— START OF Available data —
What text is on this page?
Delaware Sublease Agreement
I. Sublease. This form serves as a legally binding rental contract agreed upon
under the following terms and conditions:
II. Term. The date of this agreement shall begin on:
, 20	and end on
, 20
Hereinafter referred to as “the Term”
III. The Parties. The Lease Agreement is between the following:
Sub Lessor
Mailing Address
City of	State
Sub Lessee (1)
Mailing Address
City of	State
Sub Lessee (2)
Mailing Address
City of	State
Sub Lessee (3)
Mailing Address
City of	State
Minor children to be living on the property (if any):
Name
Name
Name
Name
— END OF Available data —
▶ **Task**
Take the lines above and retype all of them exactly.

▶ **Answer to the problem**
What text is on this page?
Delaware Sublease Agreement
I. Sublease. This form serves as a legally binding rental contract agreed upon
under the following terms and conditions:
II. Term. The date of this agreement shall begin on:
, 20	and end on
, 20
Hereinafter referred to as “the Term”
III. The Parties. The Lease Agreement is between the following:
Sub Lessor
Mailing Address
City of	State
Sub Lessee (1)
Mailing Address
City of	State
Sub Lessee (2)
Mailing Address
City of	State
Sub Lessee (3)
Mailing Address
City of	State
Minor children to be living on the property (if any):
Name
Name
Name
Name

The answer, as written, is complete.